**Excerpted passage**
← Back to curriculum

Module 9 — Production & advanced topics

Safety, alignment & deployment

Constrained RL, human oversight, reward hacking, and guardrails.

~55 min read + exercises

Safety, alignment & deployment

Before we begin

Deploying RL is not the same as solving a benchmark. Policies can maximize reward while violating constraints — unsafe torques, biased recommendations, reward hacking. Safe RL and alignment aim to optimize task performance subject to safety, fairness, and human intent. Production needs guardrails outside the learned policy.

Constrained MDP — maximize return subject to cost ≤ budget.
Reward hacking — policy exploits misspecified reward.
Shield / filter — override unsafe actions at runtime.


What you will learn

  • Formulate CMDPs with cost functions and Lagrangian methods.

**Set of tasks**
1. Write out the stretch of the safe RL lesson from "Before we begin" through "exploits misspecified reward." word for word.
2. Pick up the lesson on safety, alignment and deployment in RL after its last line and keep it going.
The lines after this have nothing to do with the safe RL lesson.

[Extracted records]
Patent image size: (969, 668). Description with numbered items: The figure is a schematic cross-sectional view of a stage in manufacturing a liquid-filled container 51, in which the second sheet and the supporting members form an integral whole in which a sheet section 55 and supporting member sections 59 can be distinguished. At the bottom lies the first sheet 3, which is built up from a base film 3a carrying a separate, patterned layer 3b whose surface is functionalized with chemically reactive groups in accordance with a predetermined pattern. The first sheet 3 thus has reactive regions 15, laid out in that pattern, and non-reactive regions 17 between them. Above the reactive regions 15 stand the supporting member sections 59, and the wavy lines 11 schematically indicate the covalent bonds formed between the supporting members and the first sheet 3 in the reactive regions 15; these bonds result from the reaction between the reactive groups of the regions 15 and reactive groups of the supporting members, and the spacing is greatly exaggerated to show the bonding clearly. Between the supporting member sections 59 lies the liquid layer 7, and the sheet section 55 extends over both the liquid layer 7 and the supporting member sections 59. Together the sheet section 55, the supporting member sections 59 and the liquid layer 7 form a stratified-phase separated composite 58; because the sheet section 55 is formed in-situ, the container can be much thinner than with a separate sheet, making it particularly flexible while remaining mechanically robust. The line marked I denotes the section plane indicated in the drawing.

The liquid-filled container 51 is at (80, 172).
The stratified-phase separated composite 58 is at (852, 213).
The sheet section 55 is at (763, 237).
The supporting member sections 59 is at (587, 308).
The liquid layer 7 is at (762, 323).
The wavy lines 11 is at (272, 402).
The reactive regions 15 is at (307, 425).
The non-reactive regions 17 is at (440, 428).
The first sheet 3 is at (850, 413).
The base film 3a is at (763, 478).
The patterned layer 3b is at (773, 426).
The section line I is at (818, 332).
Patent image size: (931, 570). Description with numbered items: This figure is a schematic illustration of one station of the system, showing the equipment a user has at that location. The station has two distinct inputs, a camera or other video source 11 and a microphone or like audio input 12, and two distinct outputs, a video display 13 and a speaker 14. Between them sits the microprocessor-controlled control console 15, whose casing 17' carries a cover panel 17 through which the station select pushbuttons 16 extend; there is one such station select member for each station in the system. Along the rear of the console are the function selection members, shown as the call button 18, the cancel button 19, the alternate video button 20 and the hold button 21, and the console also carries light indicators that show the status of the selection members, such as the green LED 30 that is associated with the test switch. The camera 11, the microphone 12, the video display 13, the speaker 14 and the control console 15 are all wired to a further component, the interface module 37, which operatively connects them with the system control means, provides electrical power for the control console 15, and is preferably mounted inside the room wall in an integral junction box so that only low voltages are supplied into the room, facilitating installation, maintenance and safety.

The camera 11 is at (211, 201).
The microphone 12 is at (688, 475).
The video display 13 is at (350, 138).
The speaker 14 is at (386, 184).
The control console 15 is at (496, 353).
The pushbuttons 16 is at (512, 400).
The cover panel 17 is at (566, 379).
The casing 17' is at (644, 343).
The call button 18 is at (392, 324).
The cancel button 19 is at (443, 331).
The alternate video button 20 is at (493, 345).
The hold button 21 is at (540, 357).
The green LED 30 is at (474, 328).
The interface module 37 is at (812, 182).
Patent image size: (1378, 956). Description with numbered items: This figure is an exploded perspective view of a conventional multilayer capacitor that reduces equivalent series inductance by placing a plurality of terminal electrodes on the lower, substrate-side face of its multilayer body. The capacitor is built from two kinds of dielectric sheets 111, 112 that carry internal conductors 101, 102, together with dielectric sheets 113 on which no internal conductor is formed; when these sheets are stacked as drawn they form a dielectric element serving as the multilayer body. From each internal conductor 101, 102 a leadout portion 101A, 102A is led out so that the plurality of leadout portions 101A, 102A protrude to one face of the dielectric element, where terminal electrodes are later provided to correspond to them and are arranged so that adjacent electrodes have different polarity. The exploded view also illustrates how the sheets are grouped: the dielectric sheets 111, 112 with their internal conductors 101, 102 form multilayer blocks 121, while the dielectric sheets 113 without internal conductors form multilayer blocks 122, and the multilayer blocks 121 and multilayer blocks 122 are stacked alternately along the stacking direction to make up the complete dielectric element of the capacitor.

**Results**
1.
Before we begin

Deploying RL is not the same as solving a benchmark. Policies can maximize reward while violating constraints — unsafe torques, biased recommendations, reward hacking. Safe RL and alignment aim to optimize task performance subject to safety, fairness, and human intent. Production needs guardrails outside the learned policy.

Constrained MDP — maximize return subject to cost ≤ budget.
Reward hacking — policy exploits misspecified reward.

2.
  • List reward hacking examples and specification pitfalls.
  • Apply action shields, human-in-the-loop, and kill switches.
  • Connect alignment to offline conservative RL and monitoring.
  • Draft a deployment readiness checklist for RL services.

Constrained MDPs

Standard MDP maximizes E[Σ γᵗ rₜ]. CMDP adds costs cₜ:

maximize return subject to E[Σ γᵗ cₜ] ≤ C

ApproachMechanism
LagrangianOptimize return − λ(cost − C); learn λ
Primal-dualAlternate policy and λ updates
CPO / TRPO variantsTrust region with cost constraints
Reward shaping penaltyAdd −λc to reward (approximate)
python
# Lagrangian reward sketch
lagrangian_reward = r - lambda_cost * c
# Update lambda to push cost toward budget
lambda_cost += lr_lambda * (episode_cost - C_budget)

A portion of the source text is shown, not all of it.